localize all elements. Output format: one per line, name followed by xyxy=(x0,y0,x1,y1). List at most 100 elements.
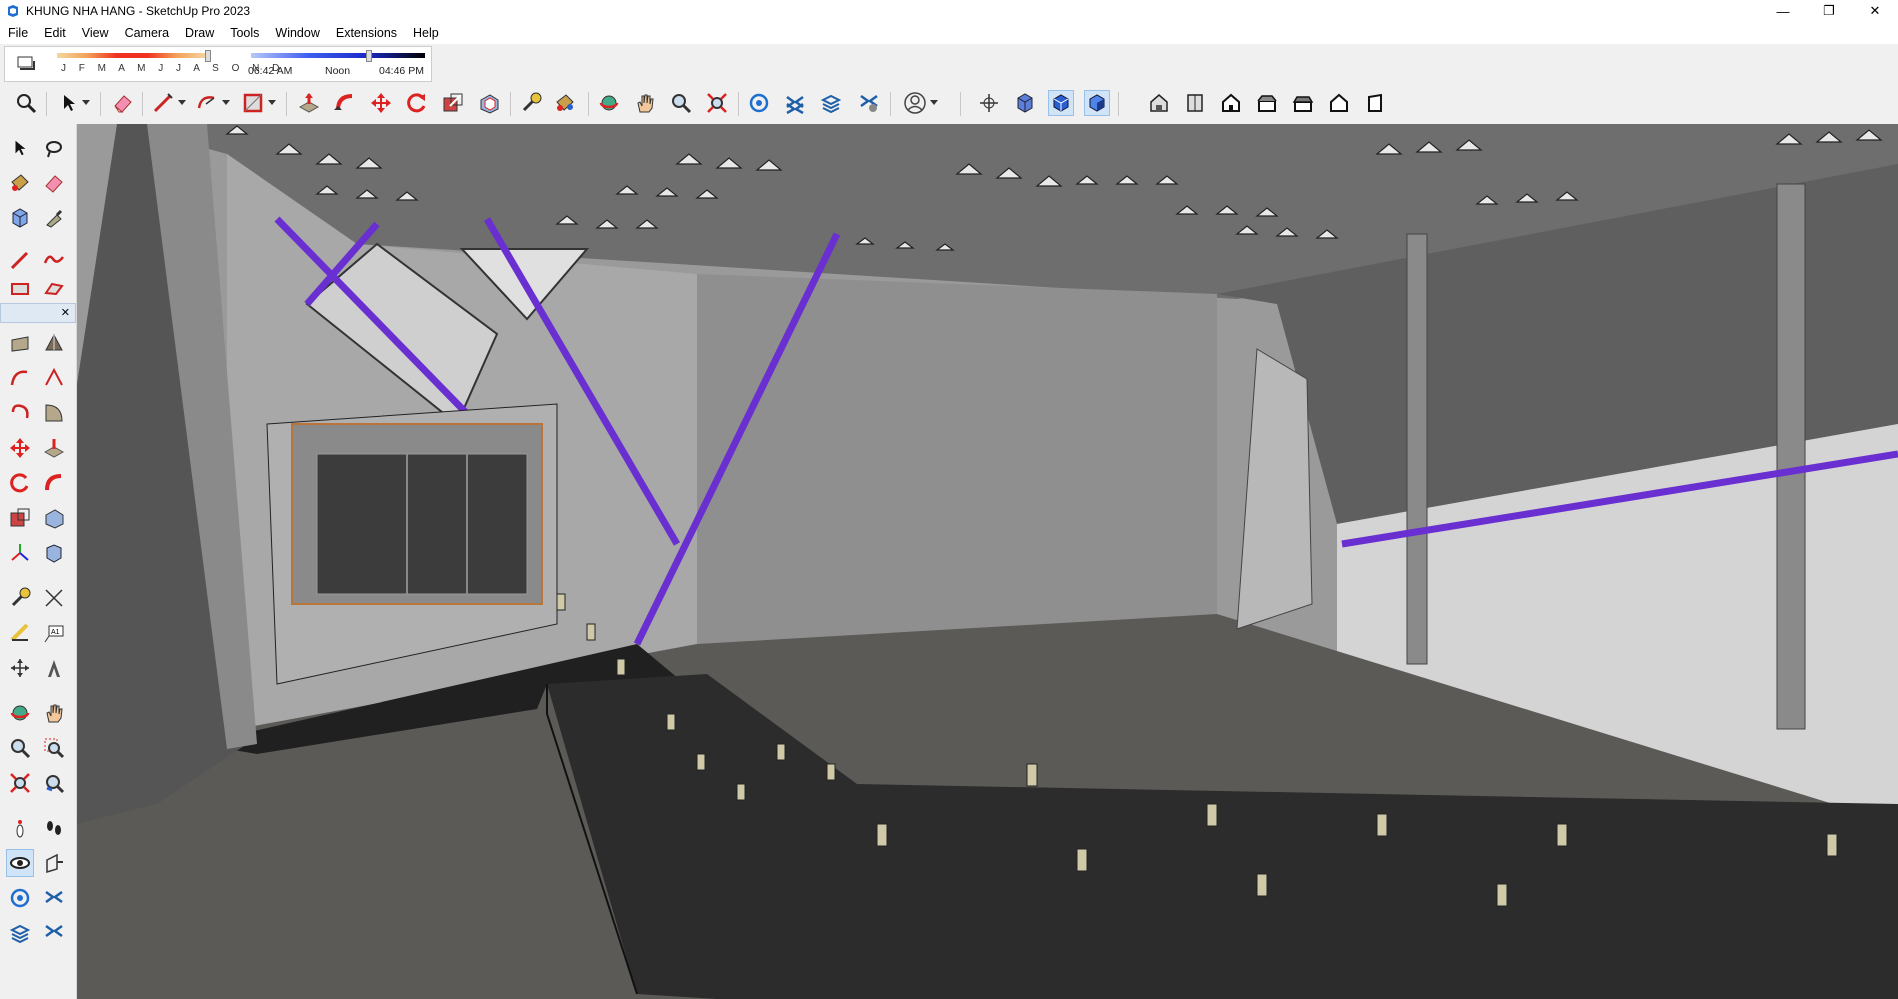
walk-icon[interactable] xyxy=(6,814,34,842)
menu-draw[interactable]: Draw xyxy=(177,26,222,40)
protractor-icon[interactable] xyxy=(6,619,34,647)
offset-icon[interactable] xyxy=(476,90,502,116)
dimensions-icon[interactable] xyxy=(40,584,68,612)
select-icon[interactable] xyxy=(56,90,82,116)
move-icon[interactable] xyxy=(368,90,394,116)
rotate-icon[interactable] xyxy=(404,90,430,116)
circle-tool-icon[interactable] xyxy=(6,329,34,357)
warehouse-tool-icon[interactable] xyxy=(6,884,34,912)
front-view-icon[interactable] xyxy=(1218,90,1244,116)
maximize-button[interactable]: ❐ xyxy=(1806,0,1852,22)
select-tool-icon[interactable] xyxy=(6,134,34,162)
menu-view[interactable]: View xyxy=(74,26,117,40)
component-tool-icon[interactable] xyxy=(6,204,34,232)
freehand-icon[interactable] xyxy=(40,246,68,274)
iso-view-icon[interactable] xyxy=(1146,90,1172,116)
zoom-icon[interactable] xyxy=(668,90,694,116)
position-camera-icon[interactable] xyxy=(976,90,1002,116)
account-icon[interactable] xyxy=(902,90,928,116)
menu-window[interactable]: Window xyxy=(267,26,327,40)
right-view-icon[interactable] xyxy=(1254,90,1280,116)
time-slider-track[interactable] xyxy=(251,53,425,58)
menu-tools[interactable]: Tools xyxy=(222,26,267,40)
polygon-tool-icon[interactable] xyxy=(40,329,68,357)
rotated-rectangle-icon[interactable] xyxy=(40,274,68,302)
section-plane-icon[interactable] xyxy=(40,849,68,877)
time-slider-thumb[interactable] xyxy=(366,50,372,62)
rectangle-tool-icon[interactable] xyxy=(6,274,34,302)
previous-view-icon[interactable] xyxy=(40,769,68,797)
axes-position-icon[interactable] xyxy=(6,654,34,682)
text-tool-icon[interactable]: A1 xyxy=(40,619,68,647)
arc-dropdown-icon[interactable] xyxy=(220,90,232,116)
top-view-icon[interactable] xyxy=(1182,90,1208,116)
back-view-icon[interactable] xyxy=(1290,90,1316,116)
close-button[interactable]: ✕ xyxy=(1852,0,1898,22)
zoom-extents-tool-icon[interactable] xyxy=(6,769,34,797)
extension-manager-icon[interactable] xyxy=(856,90,882,116)
tape-measure-icon[interactable] xyxy=(518,90,544,116)
arc-icon[interactable] xyxy=(194,90,220,116)
select-dropdown-icon[interactable] xyxy=(80,90,92,116)
orbit-icon[interactable] xyxy=(596,90,622,116)
menu-help[interactable]: Help xyxy=(405,26,447,40)
push-pull-icon[interactable] xyxy=(296,90,322,116)
rotate-tool-icon[interactable] xyxy=(6,469,34,497)
month-slider-thumb[interactable] xyxy=(205,50,211,62)
layout-tool-icon[interactable] xyxy=(6,919,34,947)
left-view-icon[interactable] xyxy=(1326,90,1352,116)
lasso-icon[interactable] xyxy=(40,134,68,162)
offset-tool-icon[interactable] xyxy=(40,504,68,532)
close-icon[interactable]: ✕ xyxy=(61,306,70,319)
account-dropdown-icon[interactable] xyxy=(928,90,940,116)
menu-extensions[interactable]: Extensions xyxy=(328,26,405,40)
two-point-arc-icon[interactable] xyxy=(40,364,68,392)
line-dropdown-icon[interactable] xyxy=(176,90,188,116)
minimize-button[interactable]: — xyxy=(1760,0,1806,22)
orbit-tool-icon[interactable] xyxy=(6,699,34,727)
pan-icon[interactable] xyxy=(632,90,658,116)
line-icon[interactable] xyxy=(150,90,176,116)
menu-file[interactable]: File xyxy=(0,26,36,40)
eraser-tool-icon[interactable] xyxy=(40,169,68,197)
model-viewport[interactable] xyxy=(77,124,1898,999)
shadow-toggle-icon[interactable] xyxy=(15,53,37,73)
paint-bucket-tool-icon[interactable] xyxy=(6,169,34,197)
footprints-icon[interactable] xyxy=(40,814,68,842)
paint-bucket-icon[interactable] xyxy=(552,90,578,116)
month-slider-track[interactable] xyxy=(57,53,207,58)
look-around-icon[interactable] xyxy=(6,849,34,877)
tape-measure-tool-icon[interactable] xyxy=(6,584,34,612)
shape-dropdown-icon[interactable] xyxy=(266,90,278,116)
zoom-tool-icon[interactable] xyxy=(6,734,34,762)
search-icon[interactable] xyxy=(13,90,39,116)
warehouse-icon[interactable] xyxy=(746,90,772,116)
push-pull-tool-icon[interactable] xyxy=(40,434,68,462)
dimension-tool-icon[interactable] xyxy=(40,539,68,567)
pie-tool-icon[interactable] xyxy=(40,399,68,427)
layout-icon[interactable] xyxy=(818,90,844,116)
sample-paint-icon[interactable] xyxy=(40,204,68,232)
menu-camera[interactable]: Camera xyxy=(117,26,177,40)
3d-text-icon[interactable] xyxy=(40,654,68,682)
menu-edit[interactable]: Edit xyxy=(36,26,74,40)
component-icon[interactable] xyxy=(1012,90,1038,116)
arc-tool-icon[interactable] xyxy=(6,364,34,392)
follow-me-icon[interactable] xyxy=(332,90,358,116)
axes-tool-icon[interactable] xyxy=(6,539,34,567)
eraser-icon[interactable] xyxy=(110,90,136,116)
floating-toolbar-header[interactable]: ✕ xyxy=(0,303,76,323)
shadow-icon[interactable] xyxy=(1084,90,1110,116)
extension-manager-tool-icon[interactable] xyxy=(40,919,68,947)
three-point-arc-icon[interactable] xyxy=(6,399,34,427)
extension-warehouse-tool-icon[interactable] xyxy=(40,884,68,912)
scale-icon[interactable] xyxy=(440,90,466,116)
outline-view-icon[interactable] xyxy=(1362,90,1388,116)
scale-tool-icon[interactable] xyxy=(6,504,34,532)
line-tool-icon[interactable] xyxy=(6,246,34,274)
zoom-extents-icon[interactable] xyxy=(704,90,730,116)
zoom-window-icon[interactable] xyxy=(40,734,68,762)
style-icon[interactable] xyxy=(1048,90,1074,116)
move-tool-icon[interactable] xyxy=(6,434,34,462)
shape-icon[interactable] xyxy=(240,90,266,116)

....

PROBLEM REQUIREMENTS → Return all the lines of the records above unchanged and in the same order, leaving the pictures out.

ANSWER FOR THE TASK →
localize all elements. Output format: one per line, name followed by xyxy=(x0,y0,x1,y1). List at most 100 elements.
walk-icon[interactable] xyxy=(6,814,34,842)
menu-draw[interactable]: Draw xyxy=(177,26,222,40)
protractor-icon[interactable] xyxy=(6,619,34,647)
offset-icon[interactable] xyxy=(476,90,502,116)
dimensions-icon[interactable] xyxy=(40,584,68,612)
select-icon[interactable] xyxy=(56,90,82,116)
move-icon[interactable] xyxy=(368,90,394,116)
rotate-icon[interactable] xyxy=(404,90,430,116)
circle-tool-icon[interactable] xyxy=(6,329,34,357)
warehouse-tool-icon[interactable] xyxy=(6,884,34,912)
front-view-icon[interactable] xyxy=(1218,90,1244,116)
maximize-button[interactable]: ❐ xyxy=(1806,0,1852,22)
select-tool-icon[interactable] xyxy=(6,134,34,162)
menu-view[interactable]: View xyxy=(74,26,117,40)
component-tool-icon[interactable] xyxy=(6,204,34,232)
freehand-icon[interactable] xyxy=(40,246,68,274)
iso-view-icon[interactable] xyxy=(1146,90,1172,116)
zoom-icon[interactable] xyxy=(668,90,694,116)
position-camera-icon[interactable] xyxy=(976,90,1002,116)
account-icon[interactable] xyxy=(902,90,928,116)
menu-window[interactable]: Window xyxy=(267,26,327,40)
right-view-icon[interactable] xyxy=(1254,90,1280,116)
time-slider-track[interactable] xyxy=(251,53,425,58)
menu-tools[interactable]: Tools xyxy=(222,26,267,40)
polygon-tool-icon[interactable] xyxy=(40,329,68,357)
rotated-rectangle-icon[interactable] xyxy=(40,274,68,302)
section-plane-icon[interactable] xyxy=(40,849,68,877)
time-slider-thumb[interactable] xyxy=(366,50,372,62)
rectangle-tool-icon[interactable] xyxy=(6,274,34,302)
previous-view-icon[interactable] xyxy=(40,769,68,797)
axes-position-icon[interactable] xyxy=(6,654,34,682)
text-tool-icon[interactable]: A1 xyxy=(40,619,68,647)
arc-dropdown-icon[interactable] xyxy=(220,90,232,116)
top-view-icon[interactable] xyxy=(1182,90,1208,116)
back-view-icon[interactable] xyxy=(1290,90,1316,116)
close-button[interactable]: ✕ xyxy=(1852,0,1898,22)
zoom-extents-tool-icon[interactable] xyxy=(6,769,34,797)
extension-manager-icon[interactable] xyxy=(856,90,882,116)
tape-measure-icon[interactable] xyxy=(518,90,544,116)
arc-icon[interactable] xyxy=(194,90,220,116)
select-dropdown-icon[interactable] xyxy=(80,90,92,116)
orbit-icon[interactable] xyxy=(596,90,622,116)
menu-help[interactable]: Help xyxy=(405,26,447,40)
push-pull-icon[interactable] xyxy=(296,90,322,116)
rotate-tool-icon[interactable] xyxy=(6,469,34,497)
month-slider-thumb[interactable] xyxy=(205,50,211,62)
layout-tool-icon[interactable] xyxy=(6,919,34,947)
left-view-icon[interactable] xyxy=(1326,90,1352,116)
lasso-icon[interactable] xyxy=(40,134,68,162)
offset-tool-icon[interactable] xyxy=(40,504,68,532)
close-icon[interactable]: ✕ xyxy=(61,306,70,319)
account-dropdown-icon[interactable] xyxy=(928,90,940,116)
menu-extensions[interactable]: Extensions xyxy=(328,26,405,40)
two-point-arc-icon[interactable] xyxy=(40,364,68,392)
line-dropdown-icon[interactable] xyxy=(176,90,188,116)
minimize-button[interactable]: — xyxy=(1760,0,1806,22)
orbit-tool-icon[interactable] xyxy=(6,699,34,727)
pan-icon[interactable] xyxy=(632,90,658,116)
line-icon[interactable] xyxy=(150,90,176,116)
menu-file[interactable]: File xyxy=(0,26,36,40)
eraser-tool-icon[interactable] xyxy=(40,169,68,197)
model-viewport[interactable] xyxy=(77,124,1898,999)
shadow-toggle-icon[interactable] xyxy=(15,53,37,73)
paint-bucket-tool-icon[interactable] xyxy=(6,169,34,197)
footprints-icon[interactable] xyxy=(40,814,68,842)
paint-bucket-icon[interactable] xyxy=(552,90,578,116)
month-slider-track[interactable] xyxy=(57,53,207,58)
look-around-icon[interactable] xyxy=(6,849,34,877)
tape-measure-tool-icon[interactable] xyxy=(6,584,34,612)
shape-dropdown-icon[interactable] xyxy=(266,90,278,116)
zoom-tool-icon[interactable] xyxy=(6,734,34,762)
search-icon[interactable] xyxy=(13,90,39,116)
warehouse-icon[interactable] xyxy=(746,90,772,116)
push-pull-tool-icon[interactable] xyxy=(40,434,68,462)
dimension-tool-icon[interactable] xyxy=(40,539,68,567)
pie-tool-icon[interactable] xyxy=(40,399,68,427)
layout-icon[interactable] xyxy=(818,90,844,116)
sample-paint-icon[interactable] xyxy=(40,204,68,232)
menu-camera[interactable]: Camera xyxy=(117,26,177,40)
3d-text-icon[interactable] xyxy=(40,654,68,682)
menu-edit[interactable]: Edit xyxy=(36,26,74,40)
component-icon[interactable] xyxy=(1012,90,1038,116)
arc-tool-icon[interactable] xyxy=(6,364,34,392)
follow-me-icon[interactable] xyxy=(332,90,358,116)
axes-tool-icon[interactable] xyxy=(6,539,34,567)
eraser-icon[interactable] xyxy=(110,90,136,116)
floating-toolbar-header[interactable]: ✕ xyxy=(0,303,76,323)
shadow-icon[interactable] xyxy=(1084,90,1110,116)
extension-manager-tool-icon[interactable] xyxy=(40,919,68,947)
three-point-arc-icon[interactable] xyxy=(6,399,34,427)
extension-warehouse-tool-icon[interactable] xyxy=(40,884,68,912)
scale-icon[interactable] xyxy=(440,90,466,116)
outline-view-icon[interactable] xyxy=(1362,90,1388,116)
scale-tool-icon[interactable] xyxy=(6,504,34,532)
line-tool-icon[interactable] xyxy=(6,246,34,274)
zoom-extents-icon[interactable] xyxy=(704,90,730,116)
zoom-window-icon[interactable] xyxy=(40,734,68,762)
style-icon[interactable] xyxy=(1048,90,1074,116)
move-tool-icon[interactable] xyxy=(6,434,34,462)
shape-icon[interactable] xyxy=(240,90,266,116)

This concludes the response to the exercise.